Figure collection entries
•••
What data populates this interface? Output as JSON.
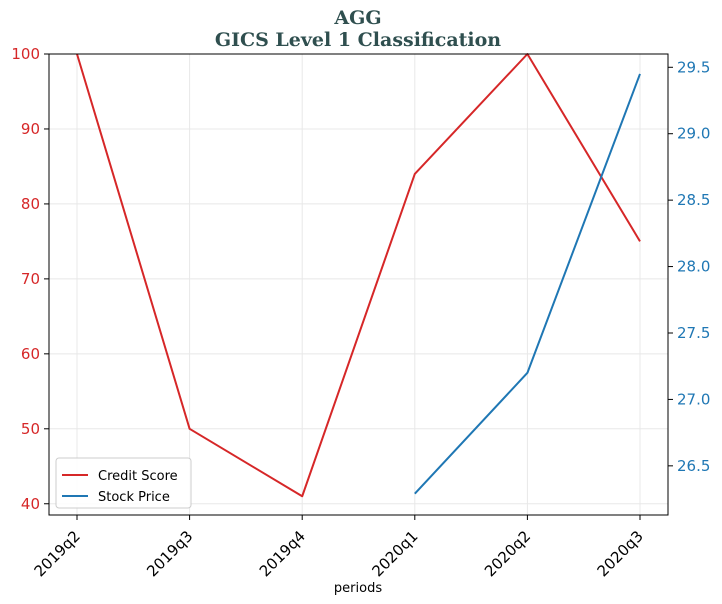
{
  "chart_data": {
    "type": "line",
    "title_line1": "AGG",
    "title_line2": "GICS Level 1 Classification",
    "xlabel": "periods",
    "categories": [
      "2019q2",
      "2019q3",
      "2019q4",
      "2020q1",
      "2020q2",
      "2020q3"
    ],
    "y_left": {
      "ylim": [
        38.5,
        100
      ],
      "ticks": [
        40,
        50,
        60,
        70,
        80,
        90,
        100
      ],
      "color": "#d62728"
    },
    "y_right": {
      "ylim": [
        26.13,
        29.6
      ],
      "ticks": [
        "26.5",
        "27.0",
        "27.5",
        "28.0",
        "28.5",
        "29.0",
        "29.5"
      ],
      "color": "#1f77b4"
    },
    "series": [
      {
        "name": "Credit Score",
        "axis": "left",
        "color": "#d62728",
        "values": [
          100,
          50,
          41,
          84,
          100,
          75
        ]
      },
      {
        "name": "Stock Price",
        "axis": "right",
        "color": "#1f77b4",
        "values": [
          null,
          null,
          null,
          26.29,
          27.2,
          29.45
        ]
      }
    ],
    "grid": true,
    "legend_position": "lower-left"
  }
}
•••
• _Aim_: All the records above need to be given again word for word. Skip the pictures.

• _Result of the exercise_:
What data populates this interface? Output as JSON.
{
  "chart_data": {
    "type": "line",
    "title_line1": "AGG",
    "title_line2": "GICS Level 1 Classification",
    "xlabel": "periods",
    "categories": [
      "2019q2",
      "2019q3",
      "2019q4",
      "2020q1",
      "2020q2",
      "2020q3"
    ],
    "y_left": {
      "ylim": [
        38.5,
        100
      ],
      "ticks": [
        40,
        50,
        60,
        70,
        80,
        90,
        100
      ],
      "color": "#d62728"
    },
    "y_right": {
      "ylim": [
        26.13,
        29.6
      ],
      "ticks": [
        "26.5",
        "27.0",
        "27.5",
        "28.0",
        "28.5",
        "29.0",
        "29.5"
      ],
      "color": "#1f77b4"
    },
    "series": [
      {
        "name": "Credit Score",
        "axis": "left",
        "color": "#d62728",
        "values": [
          100,
          50,
          41,
          84,
          100,
          75
        ]
      },
      {
        "name": "Stock Price",
        "axis": "right",
        "color": "#1f77b4",
        "values": [
          null,
          null,
          null,
          26.29,
          27.2,
          29.45
        ]
      }
    ],
    "grid": true,
    "legend_position": "lower-left"
  }
}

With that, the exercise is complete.